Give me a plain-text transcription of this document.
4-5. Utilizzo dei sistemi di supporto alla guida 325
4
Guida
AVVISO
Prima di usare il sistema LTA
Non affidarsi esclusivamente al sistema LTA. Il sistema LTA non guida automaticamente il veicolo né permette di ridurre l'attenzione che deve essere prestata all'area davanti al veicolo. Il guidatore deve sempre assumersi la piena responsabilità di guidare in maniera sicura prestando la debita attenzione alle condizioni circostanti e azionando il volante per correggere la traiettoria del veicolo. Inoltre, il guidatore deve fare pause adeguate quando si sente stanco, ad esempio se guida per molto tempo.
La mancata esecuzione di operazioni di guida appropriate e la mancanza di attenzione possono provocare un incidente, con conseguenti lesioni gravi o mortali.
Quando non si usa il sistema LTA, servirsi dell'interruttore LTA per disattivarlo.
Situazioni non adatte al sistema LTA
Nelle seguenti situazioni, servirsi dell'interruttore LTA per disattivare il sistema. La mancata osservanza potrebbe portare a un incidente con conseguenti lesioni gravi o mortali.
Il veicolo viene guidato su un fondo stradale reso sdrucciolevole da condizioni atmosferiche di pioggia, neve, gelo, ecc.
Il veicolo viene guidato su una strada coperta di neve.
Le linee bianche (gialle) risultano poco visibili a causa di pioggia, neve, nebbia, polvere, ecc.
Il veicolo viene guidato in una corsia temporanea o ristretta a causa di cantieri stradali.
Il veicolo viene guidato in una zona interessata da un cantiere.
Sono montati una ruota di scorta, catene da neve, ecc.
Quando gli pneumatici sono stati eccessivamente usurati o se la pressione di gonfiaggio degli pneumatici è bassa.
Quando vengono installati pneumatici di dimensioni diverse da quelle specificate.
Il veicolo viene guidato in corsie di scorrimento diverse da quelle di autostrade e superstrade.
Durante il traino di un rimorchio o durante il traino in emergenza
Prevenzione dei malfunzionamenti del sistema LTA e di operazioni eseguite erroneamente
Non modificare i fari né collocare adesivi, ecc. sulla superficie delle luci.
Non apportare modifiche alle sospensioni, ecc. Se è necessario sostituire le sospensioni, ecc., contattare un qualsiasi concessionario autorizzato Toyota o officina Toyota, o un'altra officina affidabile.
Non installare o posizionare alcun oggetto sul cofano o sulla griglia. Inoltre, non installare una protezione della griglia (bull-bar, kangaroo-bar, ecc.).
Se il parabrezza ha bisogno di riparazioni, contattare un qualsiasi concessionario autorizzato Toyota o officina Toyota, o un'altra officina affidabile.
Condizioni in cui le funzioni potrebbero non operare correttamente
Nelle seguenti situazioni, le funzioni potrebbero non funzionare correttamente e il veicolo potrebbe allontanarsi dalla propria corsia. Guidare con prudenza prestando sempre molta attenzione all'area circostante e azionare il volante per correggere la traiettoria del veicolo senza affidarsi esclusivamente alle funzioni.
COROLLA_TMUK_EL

○ ○ ○ ○ ○ ○ ○

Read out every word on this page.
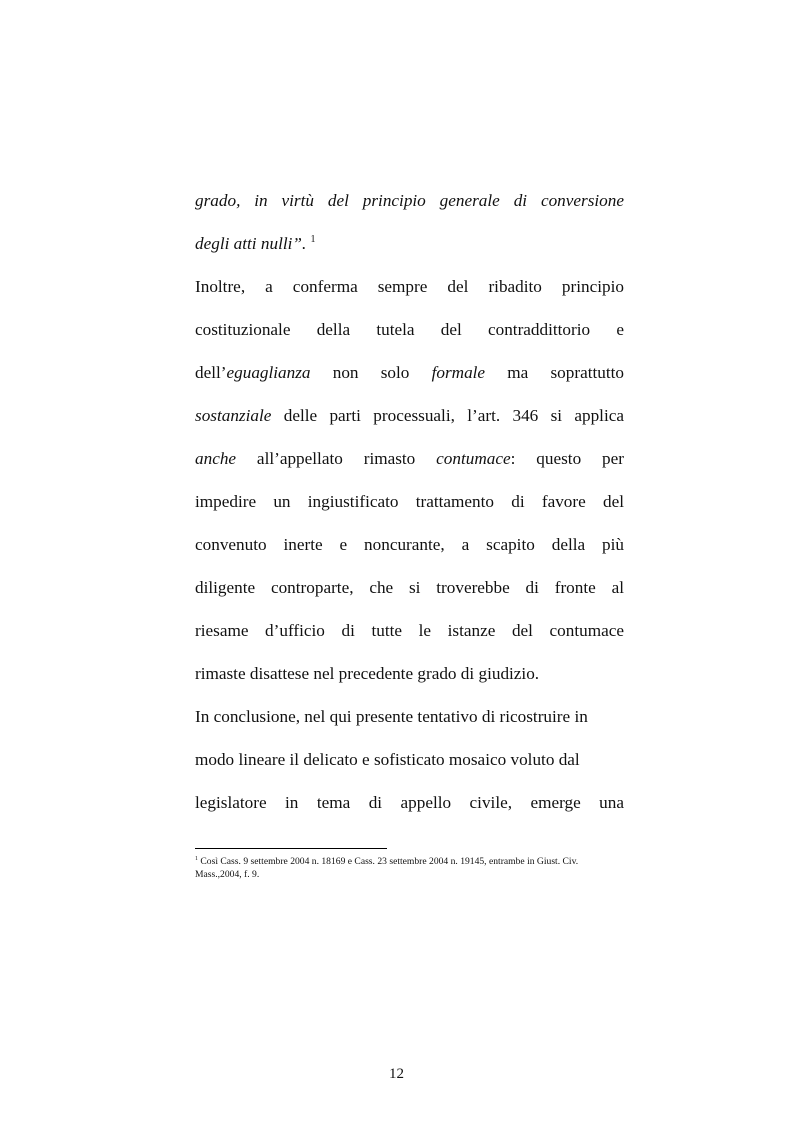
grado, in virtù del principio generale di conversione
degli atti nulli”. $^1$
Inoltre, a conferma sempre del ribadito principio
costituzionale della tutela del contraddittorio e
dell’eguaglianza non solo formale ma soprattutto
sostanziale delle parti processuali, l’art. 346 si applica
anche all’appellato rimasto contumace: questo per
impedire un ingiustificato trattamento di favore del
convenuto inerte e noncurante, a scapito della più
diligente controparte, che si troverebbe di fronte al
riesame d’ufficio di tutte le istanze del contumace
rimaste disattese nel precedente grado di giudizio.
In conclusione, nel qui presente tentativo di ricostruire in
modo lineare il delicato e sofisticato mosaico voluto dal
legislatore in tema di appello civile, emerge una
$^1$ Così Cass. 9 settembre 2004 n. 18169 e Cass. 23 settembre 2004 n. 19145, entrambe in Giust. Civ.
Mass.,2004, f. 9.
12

○ ○ ○ ○ ○ ○ ○

Identify which lines contain the word "this" and copy each one.

Give me a plain-text transcription of this document.
Read out every word on this page.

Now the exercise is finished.